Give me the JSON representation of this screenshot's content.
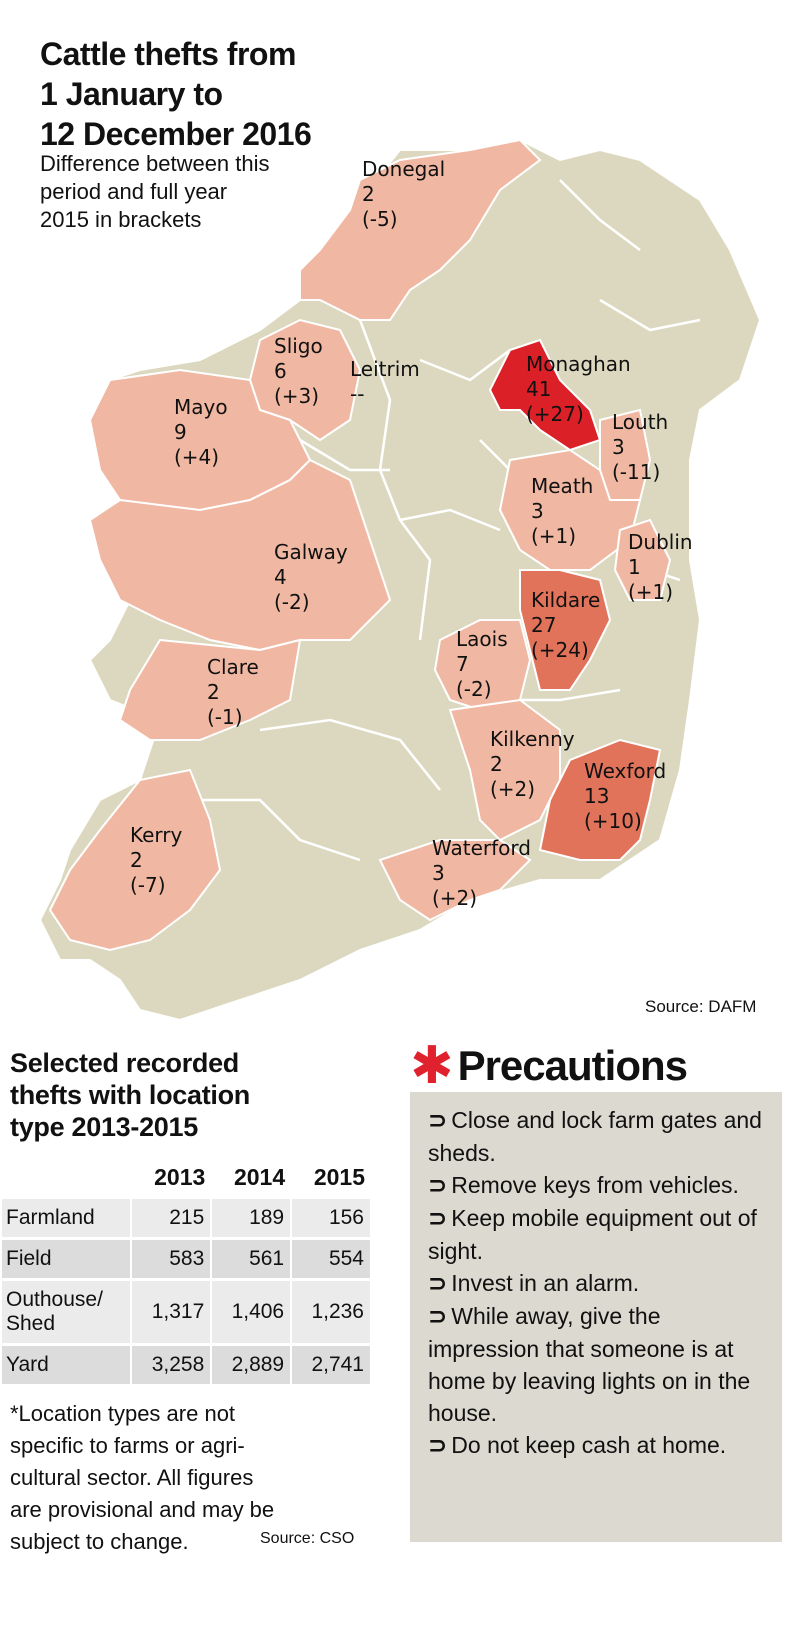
{
  "title": "Cattle thefts from\n1 January to\n12 December 2016",
  "subtitle": "Difference between this\nperiod and full year\n2015 in brackets",
  "colors": {
    "land": "#dcd8bf",
    "low": "#f0b8a2",
    "mid": "#e2735b",
    "high": "#db2028",
    "border": "#ffffff"
  },
  "counties": [
    {
      "name": "Donegal",
      "value": "2",
      "diff": "(-5)"
    },
    {
      "name": "Sligo",
      "value": "6",
      "diff": "(+3)"
    },
    {
      "name": "Leitrim",
      "value": "--",
      "diff": ""
    },
    {
      "name": "Mayo",
      "value": "9",
      "diff": "(+4)"
    },
    {
      "name": "Monaghan",
      "value": "41",
      "diff": "(+27)"
    },
    {
      "name": "Louth",
      "value": "3",
      "diff": "(-11)"
    },
    {
      "name": "Meath",
      "value": "3",
      "diff": "(+1)"
    },
    {
      "name": "Galway",
      "value": "4",
      "diff": "(-2)"
    },
    {
      "name": "Dublin",
      "value": "1",
      "diff": "(+1)"
    },
    {
      "name": "Kildare",
      "value": "27",
      "diff": "(+24)"
    },
    {
      "name": "Laois",
      "value": "7",
      "diff": "(-2)"
    },
    {
      "name": "Clare",
      "value": "2",
      "diff": "(-1)"
    },
    {
      "name": "Kilkenny",
      "value": "2",
      "diff": "(+2)"
    },
    {
      "name": "Wexford",
      "value": "13",
      "diff": "(+10)"
    },
    {
      "name": "Kerry",
      "value": "2",
      "diff": "(-7)"
    },
    {
      "name": "Waterford",
      "value": "3",
      "diff": "(+2)"
    }
  ],
  "source_dafm": "Source: DAFM",
  "table": {
    "title": "Selected recorded\nthefts with location\ntype 2013-2015",
    "columns": [
      "2013",
      "2014",
      "2015"
    ],
    "rows": [
      {
        "label": "Farmland",
        "values": [
          "215",
          "189",
          "156"
        ]
      },
      {
        "label": "Field",
        "values": [
          "583",
          "561",
          "554"
        ]
      },
      {
        "label": "Outhouse/\nShed",
        "values": [
          "1,317",
          "1,406",
          "1,236"
        ]
      },
      {
        "label": "Yard",
        "values": [
          "3,258",
          "2,889",
          "2,741"
        ]
      }
    ]
  },
  "footnote": "*Location types are not\nspecific to farms or agri-\ncultural sector. All figures\nare provisional and may be\nsubject to change.",
  "source_cso": "Source: CSO",
  "precautions": {
    "title": "Precautions",
    "star": "✱",
    "arrow_glyph": "⊃",
    "items": [
      "Close and lock farm gates and sheds.",
      "Remove keys from vehicles.",
      "Keep mobile equipment out of sight.",
      "Invest in an alarm.",
      "While away, give the impression that someone is at home by leaving lights on in the house.",
      "Do not keep cash at home."
    ]
  }
}
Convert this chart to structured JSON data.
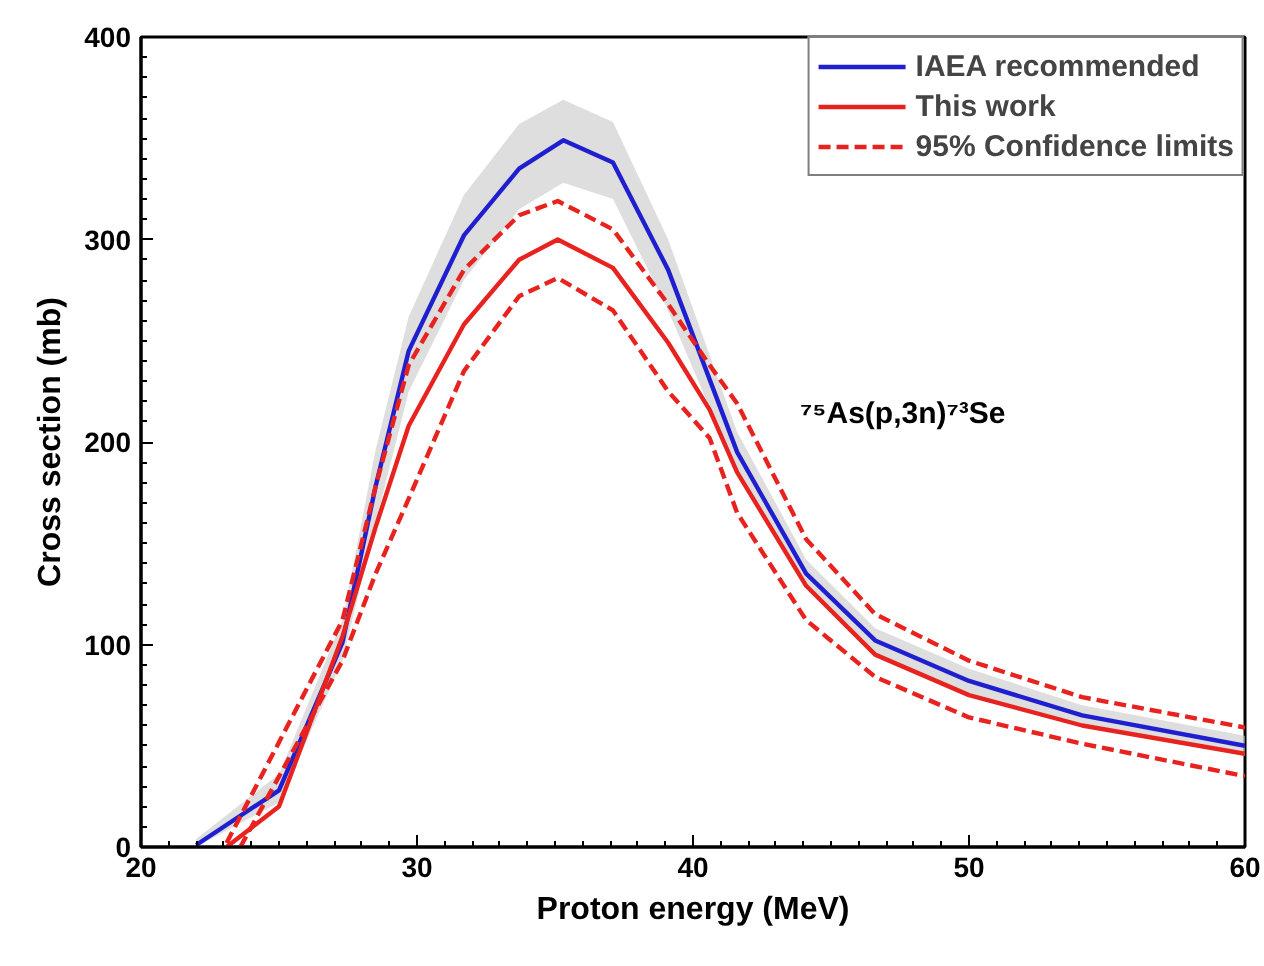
{
  "chart_data": {
    "type": "line",
    "xlabel": "Proton energy (MeV)",
    "ylabel": "Cross section (mb)",
    "xlim": [
      20,
      60
    ],
    "xticks": [
      20,
      30,
      40,
      50,
      60
    ],
    "ylim": [
      0,
      400
    ],
    "yticks": [
      0,
      100,
      200,
      300,
      400
    ],
    "grid": false,
    "legend": "top right",
    "line_style": "solid",
    "marker": "none",
    "annotations": [
      "⁷⁵As(p,3n)⁷³Se"
    ],
    "series": [
      {
        "name": "IAEA recommended",
        "color": "#1f1fd0",
        "x": [
          22,
          25,
          27.3,
          28.5,
          29.7,
          31.7,
          33.7,
          35.3,
          37.1,
          39.1,
          41.6,
          44.1,
          46.6,
          50,
          54.1,
          60
        ],
        "values": [
          1,
          28,
          101,
          178,
          245,
          302,
          335,
          349,
          338,
          285,
          195,
          135,
          102,
          82,
          65,
          50
        ],
        "lower": [
          0,
          22,
          92,
          160,
          225,
          280,
          315,
          328,
          320,
          265,
          185,
          128,
          96,
          76,
          60,
          45
        ],
        "upper": [
          4,
          36,
          112,
          196,
          262,
          322,
          357,
          369,
          358,
          300,
          205,
          142,
          108,
          88,
          70,
          55
        ]
      },
      {
        "name": "This work",
        "color": "#e8231f",
        "x": [
          23.1,
          25,
          27.3,
          28.5,
          29.7,
          31.7,
          33.7,
          35.1,
          37.1,
          39.1,
          40.6,
          41.6,
          44.1,
          46.6,
          50,
          54.1,
          60
        ],
        "values": [
          0,
          20,
          104,
          158,
          208,
          258,
          290,
          300,
          286,
          249,
          216,
          185,
          129,
          95,
          75,
          60,
          46
        ]
      },
      {
        "name": "95% Confidence limits",
        "color": "#e8231f",
        "line_style": "dashed",
        "x": [
          23.1,
          27.3,
          28.5,
          29.7,
          31.7,
          33.7,
          35.1,
          37.1,
          39.1,
          40.6,
          41.6,
          44.1,
          46.6,
          50,
          54.1,
          60
        ],
        "values": [
          2,
          112,
          178,
          238,
          285,
          312,
          319,
          305,
          268,
          238,
          219,
          152,
          115,
          92,
          74,
          59
        ]
      },
      {
        "color": "#e8231f",
        "line_style": "dashed",
        "x": [
          23.6,
          27.3,
          28.5,
          29.7,
          31.7,
          33.7,
          35.1,
          37.1,
          39.1,
          40.6,
          41.6,
          44.1,
          46.6,
          50,
          54.1,
          60
        ],
        "values": [
          0,
          92,
          135,
          172,
          235,
          272,
          281,
          265,
          225,
          202,
          165,
          112,
          84,
          64,
          51,
          35
        ]
      }
    ]
  }
}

────────────────────────────────────────

**WHAT IS ASKED**
Return all of the entries word for word, but omit the pictures.

**EXERCISE SOLUTION**
Give me the JSON representation of this screenshot's content.
{
  "title": "Cattle thefts from\n1 January to\n12 December 2016",
  "subtitle": "Difference between this\nperiod and full year\n2015 in brackets",
  "colors": {
    "land": "#dcd8bf",
    "low": "#f0b8a2",
    "mid": "#e2735b",
    "high": "#db2028",
    "border": "#ffffff"
  },
  "counties": [
    {
      "name": "Donegal",
      "value": "2",
      "diff": "(-5)"
    },
    {
      "name": "Sligo",
      "value": "6",
      "diff": "(+3)"
    },
    {
      "name": "Leitrim",
      "value": "--",
      "diff": ""
    },
    {
      "name": "Mayo",
      "value": "9",
      "diff": "(+4)"
    },
    {
      "name": "Monaghan",
      "value": "41",
      "diff": "(+27)"
    },
    {
      "name": "Louth",
      "value": "3",
      "diff": "(-11)"
    },
    {
      "name": "Meath",
      "value": "3",
      "diff": "(+1)"
    },
    {
      "name": "Galway",
      "value": "4",
      "diff": "(-2)"
    },
    {
      "name": "Dublin",
      "value": "1",
      "diff": "(+1)"
    },
    {
      "name": "Kildare",
      "value": "27",
      "diff": "(+24)"
    },
    {
      "name": "Laois",
      "value": "7",
      "diff": "(-2)"
    },
    {
      "name": "Clare",
      "value": "2",
      "diff": "(-1)"
    },
    {
      "name": "Kilkenny",
      "value": "2",
      "diff": "(+2)"
    },
    {
      "name": "Wexford",
      "value": "13",
      "diff": "(+10)"
    },
    {
      "name": "Kerry",
      "value": "2",
      "diff": "(-7)"
    },
    {
      "name": "Waterford",
      "value": "3",
      "diff": "(+2)"
    }
  ],
  "source_dafm": "Source: DAFM",
  "table": {
    "title": "Selected recorded\nthefts with location\ntype 2013-2015",
    "columns": [
      "2013",
      "2014",
      "2015"
    ],
    "rows": [
      {
        "label": "Farmland",
        "values": [
          "215",
          "189",
          "156"
        ]
      },
      {
        "label": "Field",
        "values": [
          "583",
          "561",
          "554"
        ]
      },
      {
        "label": "Outhouse/\nShed",
        "values": [
          "1,317",
          "1,406",
          "1,236"
        ]
      },
      {
        "label": "Yard",
        "values": [
          "3,258",
          "2,889",
          "2,741"
        ]
      }
    ]
  },
  "footnote": "*Location types are not\nspecific to farms or agri-\ncultural sector. All figures\nare provisional and may be\nsubject to change.",
  "source_cso": "Source: CSO",
  "precautions": {
    "title": "Precautions",
    "star": "✱",
    "arrow_glyph": "⊃",
    "items": [
      "Close and lock farm gates and sheds.",
      "Remove keys from vehicles.",
      "Keep mobile equipment out of sight.",
      "Invest in an alarm.",
      "While away, give the impression that someone is at home by leaving lights on in the house.",
      "Do not keep cash at home."
    ]
  }
}
Convert this chart to structured JSON data.
{
  "chart_data": {
    "type": "line",
    "xlabel": "Proton energy (MeV)",
    "ylabel": "Cross section (mb)",
    "xlim": [
      20,
      60
    ],
    "xticks": [
      20,
      30,
      40,
      50,
      60
    ],
    "ylim": [
      0,
      400
    ],
    "yticks": [
      0,
      100,
      200,
      300,
      400
    ],
    "grid": false,
    "legend": "top right",
    "line_style": "solid",
    "marker": "none",
    "annotations": [
      "⁷⁵As(p,3n)⁷³Se"
    ],
    "series": [
      {
        "name": "IAEA recommended",
        "color": "#1f1fd0",
        "x": [
          22,
          25,
          27.3,
          28.5,
          29.7,
          31.7,
          33.7,
          35.3,
          37.1,
          39.1,
          41.6,
          44.1,
          46.6,
          50,
          54.1,
          60
        ],
        "values": [
          1,
          28,
          101,
          178,
          245,
          302,
          335,
          349,
          338,
          285,
          195,
          135,
          102,
          82,
          65,
          50
        ],
        "lower": [
          0,
          22,
          92,
          160,
          225,
          280,
          315,
          328,
          320,
          265,
          185,
          128,
          96,
          76,
          60,
          45
        ],
        "upper": [
          4,
          36,
          112,
          196,
          262,
          322,
          357,
          369,
          358,
          300,
          205,
          142,
          108,
          88,
          70,
          55
        ]
      },
      {
        "name": "This work",
        "color": "#e8231f",
        "x": [
          23.1,
          25,
          27.3,
          28.5,
          29.7,
          31.7,
          33.7,
          35.1,
          37.1,
          39.1,
          40.6,
          41.6,
          44.1,
          46.6,
          50,
          54.1,
          60
        ],
        "values": [
          0,
          20,
          104,
          158,
          208,
          258,
          290,
          300,
          286,
          249,
          216,
          185,
          129,
          95,
          75,
          60,
          46
        ]
      },
      {
        "name": "95% Confidence limits",
        "color": "#e8231f",
        "line_style": "dashed",
        "x": [
          23.1,
          27.3,
          28.5,
          29.7,
          31.7,
          33.7,
          35.1,
          37.1,
          39.1,
          40.6,
          41.6,
          44.1,
          46.6,
          50,
          54.1,
          60
        ],
        "values": [
          2,
          112,
          178,
          238,
          285,
          312,
          319,
          305,
          268,
          238,
          219,
          152,
          115,
          92,
          74,
          59
        ]
      },
      {
        "color": "#e8231f",
        "line_style": "dashed",
        "x": [
          23.6,
          27.3,
          28.5,
          29.7,
          31.7,
          33.7,
          35.1,
          37.1,
          39.1,
          40.6,
          41.6,
          44.1,
          46.6,
          50,
          54.1,
          60
        ],
        "values": [
          0,
          92,
          135,
          172,
          235,
          272,
          281,
          265,
          225,
          202,
          165,
          112,
          84,
          64,
          51,
          35
        ]
      }
    ]
  }
}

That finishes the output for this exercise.